(Data records)
>>

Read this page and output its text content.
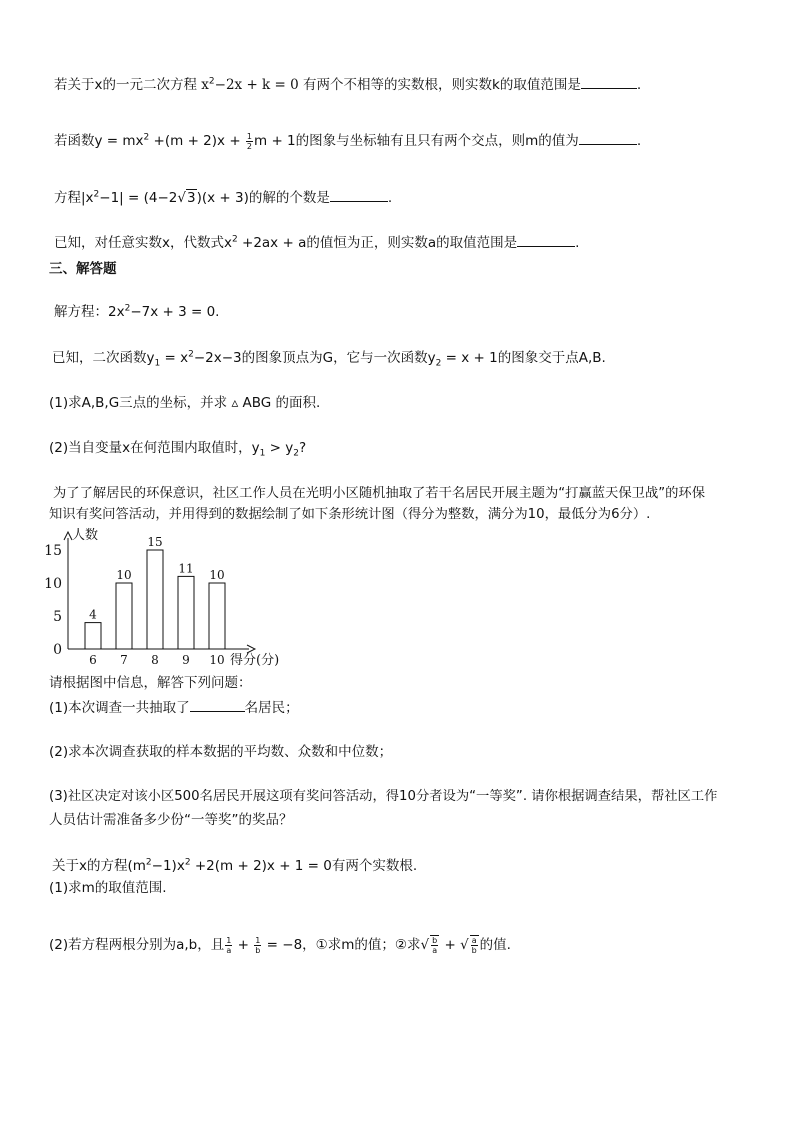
若关于x的一元二次方程 $x^2-2x + k = 0$ 有两个不相等的实数根，则实数k的取值范围是	.
若函数$y = mx^2 +(m + 2)x + \frac{1}{2}$ m + 1的图象与坐标轴有且只有两个交点，则m的值为	.
方程$|x^2-1| = (4-2√3)(x + 3)$的解的个数是	.
已知，对任意实数x，代数式$x^2 +2ax + a$的值恒为正，则实数a的取值范围是	.
三、解答题
解方程：$2x^2-7x + 3 = 0$.
已知，二次函数$y_1 = x^2-2x-3$的图象顶点为G，它与一次函数$y_2 = x + 1$的图象交于点A,B.
(1)求A,B,G三点的坐标，并求 ▵ ABG 的面积.
(2)当自变量x在何范围内取值时，$y_1 > y_2$?
为了了解居民的环保意识，社区工作人员在光明小区随机抽取了若干名居民开展主题为“打赢蓝天保卫战”的环保
知识有奖问答活动，并用得到的数据绘制了如下条形统计图（得分为整数，满分为10，最低分为6分）.
人数
得分(分)
0
5
10
15
4
6
10
7
15
8
11
9
10
10
请根据图中信息，解答下列问题：
(1)本次调查一共抽取了	名居民；
(2)求本次调查获取的样本数据的平均数、众数和中位数；
(3)社区决定对该小区500名居民开展这项有奖问答活动，得10分者设为“一等奖”. 请你根据调查结果，帮社区工作
人员估计需准备多少份“一等奖”的奖品？
关于x的方程$(m^2-1)x^2 +2(m + 2)x + 1 = 0$有两个实数根.
(1)求m的取值范围.
(2)若方程两根分别为a,b，且 $\frac{1}{a} + \frac{1}{b} = -8$，①求m的值；②求√ $\frac{b}{a}$ + √ $\frac{a}{b}$ 的值.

<<

*TASK DETAILS*: Drop the images and repeat the data exactly.

*OUTPUT FOR THIS TASK*:
Read this page and output its text content.
若关于x的一元二次方程 $x^2-2x + k = 0$ 有两个不相等的实数根，则实数k的取值范围是	.
若函数$y = mx^2 +(m + 2)x + \frac{1}{2}$ m + 1的图象与坐标轴有且只有两个交点，则m的值为	.
方程$|x^2-1| = (4-2√3)(x + 3)$的解的个数是	.
已知，对任意实数x，代数式$x^2 +2ax + a$的值恒为正，则实数a的取值范围是	.
三、解答题
解方程：$2x^2-7x + 3 = 0$.
已知，二次函数$y_1 = x^2-2x-3$的图象顶点为G，它与一次函数$y_2 = x + 1$的图象交于点A,B.
(1)求A,B,G三点的坐标，并求 ▵ ABG 的面积.
(2)当自变量x在何范围内取值时，$y_1 > y_2$?
为了了解居民的环保意识，社区工作人员在光明小区随机抽取了若干名居民开展主题为“打赢蓝天保卫战”的环保
知识有奖问答活动，并用得到的数据绘制了如下条形统计图（得分为整数，满分为10，最低分为6分）.
人数
得分(分)
0
5
10
15
4
6
10
7
15
8
11
9
10
10
请根据图中信息，解答下列问题：
(1)本次调查一共抽取了	名居民；
(2)求本次调查获取的样本数据的平均数、众数和中位数；
(3)社区决定对该小区500名居民开展这项有奖问答活动，得10分者设为“一等奖”. 请你根据调查结果，帮社区工作
人员估计需准备多少份“一等奖”的奖品？
关于x的方程$(m^2-1)x^2 +2(m + 2)x + 1 = 0$有两个实数根.
(1)求m的取值范围.
(2)若方程两根分别为a,b，且 $\frac{1}{a} + \frac{1}{b} = -8$，①求m的值；②求√ $\frac{b}{a}$ + √ $\frac{a}{b}$ 的值.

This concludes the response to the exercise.